## [PROVIDED RECORDS]
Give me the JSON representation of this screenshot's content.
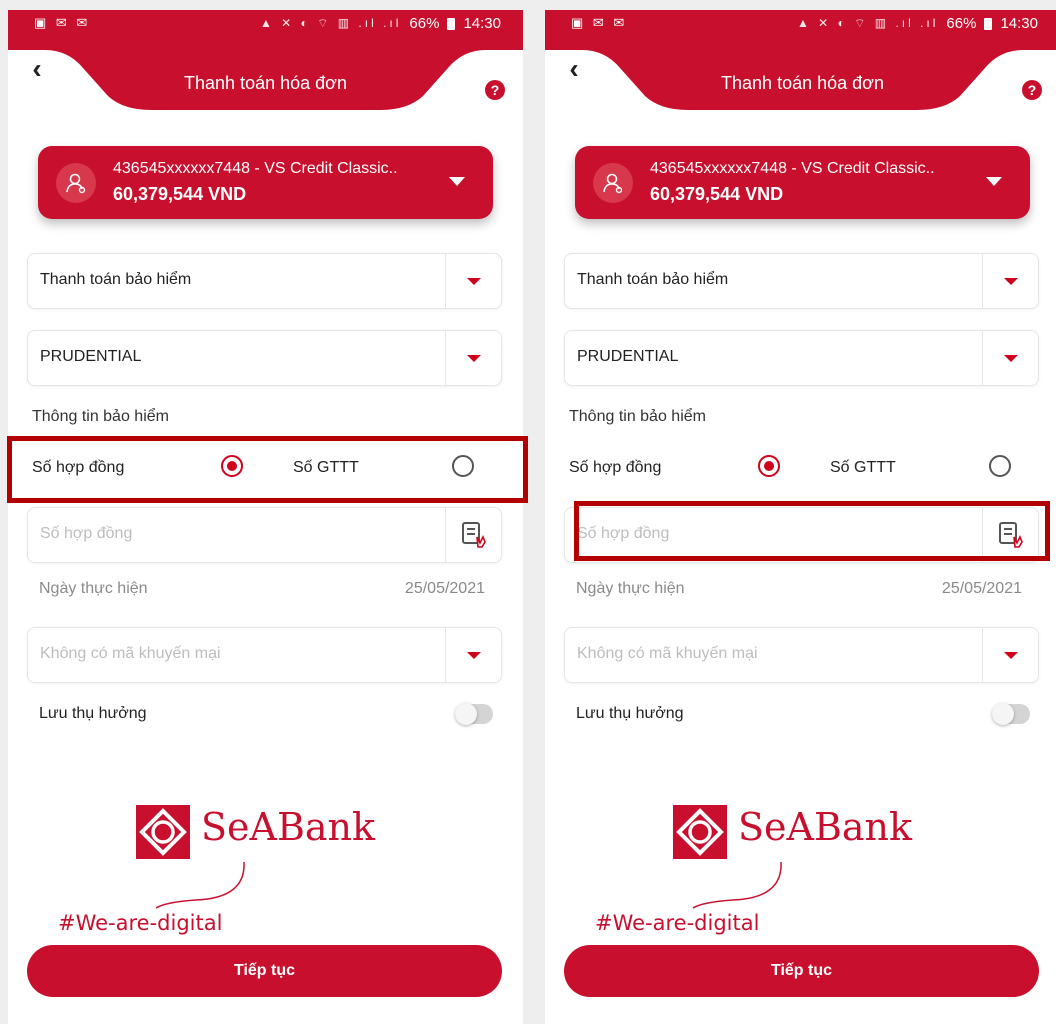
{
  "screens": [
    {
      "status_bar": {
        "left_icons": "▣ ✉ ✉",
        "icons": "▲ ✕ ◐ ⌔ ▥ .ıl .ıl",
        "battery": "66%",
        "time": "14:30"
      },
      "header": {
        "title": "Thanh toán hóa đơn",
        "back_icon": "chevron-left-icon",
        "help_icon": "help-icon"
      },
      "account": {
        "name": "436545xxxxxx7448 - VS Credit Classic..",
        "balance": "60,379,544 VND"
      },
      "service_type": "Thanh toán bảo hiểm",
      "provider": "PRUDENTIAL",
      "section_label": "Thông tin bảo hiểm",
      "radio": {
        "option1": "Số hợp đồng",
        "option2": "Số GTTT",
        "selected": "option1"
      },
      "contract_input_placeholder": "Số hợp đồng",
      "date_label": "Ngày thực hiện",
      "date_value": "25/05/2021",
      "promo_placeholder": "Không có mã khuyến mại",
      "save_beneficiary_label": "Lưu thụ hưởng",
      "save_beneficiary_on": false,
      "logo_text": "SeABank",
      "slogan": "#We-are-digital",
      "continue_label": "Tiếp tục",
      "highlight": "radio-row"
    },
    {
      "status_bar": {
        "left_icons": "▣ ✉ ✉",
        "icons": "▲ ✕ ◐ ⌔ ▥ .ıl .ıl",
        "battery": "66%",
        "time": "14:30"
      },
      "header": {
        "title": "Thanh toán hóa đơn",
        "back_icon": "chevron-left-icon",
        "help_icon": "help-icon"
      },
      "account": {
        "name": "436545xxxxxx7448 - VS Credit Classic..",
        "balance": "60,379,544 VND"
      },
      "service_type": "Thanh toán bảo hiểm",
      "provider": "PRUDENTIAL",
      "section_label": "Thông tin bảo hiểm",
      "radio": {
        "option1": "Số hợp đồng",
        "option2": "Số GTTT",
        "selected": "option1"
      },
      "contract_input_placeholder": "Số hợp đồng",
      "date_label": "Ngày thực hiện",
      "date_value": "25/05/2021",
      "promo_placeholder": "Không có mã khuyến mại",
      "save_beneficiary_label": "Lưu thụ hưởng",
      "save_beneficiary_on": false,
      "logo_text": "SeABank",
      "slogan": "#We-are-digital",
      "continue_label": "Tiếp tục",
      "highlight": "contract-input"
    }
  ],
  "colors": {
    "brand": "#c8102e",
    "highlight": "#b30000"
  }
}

==

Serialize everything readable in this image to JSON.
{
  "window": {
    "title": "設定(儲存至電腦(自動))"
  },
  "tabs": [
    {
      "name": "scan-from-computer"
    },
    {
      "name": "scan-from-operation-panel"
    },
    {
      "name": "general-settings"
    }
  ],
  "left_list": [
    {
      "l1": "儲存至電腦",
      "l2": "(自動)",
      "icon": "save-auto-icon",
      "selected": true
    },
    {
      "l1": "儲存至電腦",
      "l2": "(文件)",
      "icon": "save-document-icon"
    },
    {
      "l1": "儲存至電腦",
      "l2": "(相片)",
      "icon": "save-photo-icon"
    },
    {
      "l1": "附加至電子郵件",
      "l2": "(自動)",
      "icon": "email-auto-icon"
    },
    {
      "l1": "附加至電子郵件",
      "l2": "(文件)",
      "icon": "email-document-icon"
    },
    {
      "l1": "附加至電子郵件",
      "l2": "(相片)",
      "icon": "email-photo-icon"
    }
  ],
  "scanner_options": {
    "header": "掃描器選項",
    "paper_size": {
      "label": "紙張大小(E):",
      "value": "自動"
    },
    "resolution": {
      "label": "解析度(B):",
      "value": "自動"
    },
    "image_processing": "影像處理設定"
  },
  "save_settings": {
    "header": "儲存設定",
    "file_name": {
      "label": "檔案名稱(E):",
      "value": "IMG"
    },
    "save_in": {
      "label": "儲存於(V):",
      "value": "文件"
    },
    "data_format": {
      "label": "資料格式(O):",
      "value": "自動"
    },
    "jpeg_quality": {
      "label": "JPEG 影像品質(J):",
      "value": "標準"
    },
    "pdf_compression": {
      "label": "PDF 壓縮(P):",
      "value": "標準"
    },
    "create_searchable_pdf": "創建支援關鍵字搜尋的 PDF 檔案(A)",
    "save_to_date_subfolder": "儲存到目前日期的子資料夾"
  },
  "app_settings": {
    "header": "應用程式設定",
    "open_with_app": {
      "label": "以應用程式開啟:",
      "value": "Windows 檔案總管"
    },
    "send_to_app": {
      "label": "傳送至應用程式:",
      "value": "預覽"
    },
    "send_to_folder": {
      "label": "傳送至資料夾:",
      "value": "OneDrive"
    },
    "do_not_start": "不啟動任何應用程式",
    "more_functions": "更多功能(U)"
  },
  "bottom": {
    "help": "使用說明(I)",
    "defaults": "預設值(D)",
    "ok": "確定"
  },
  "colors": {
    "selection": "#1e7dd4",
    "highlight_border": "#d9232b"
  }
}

## [TASK DETAILS]
In the listing, find all lines with the string "photo" and copy them.

## [ANSWER]
      "icon": "save-photo-icon"
      "icon": "email-photo-icon"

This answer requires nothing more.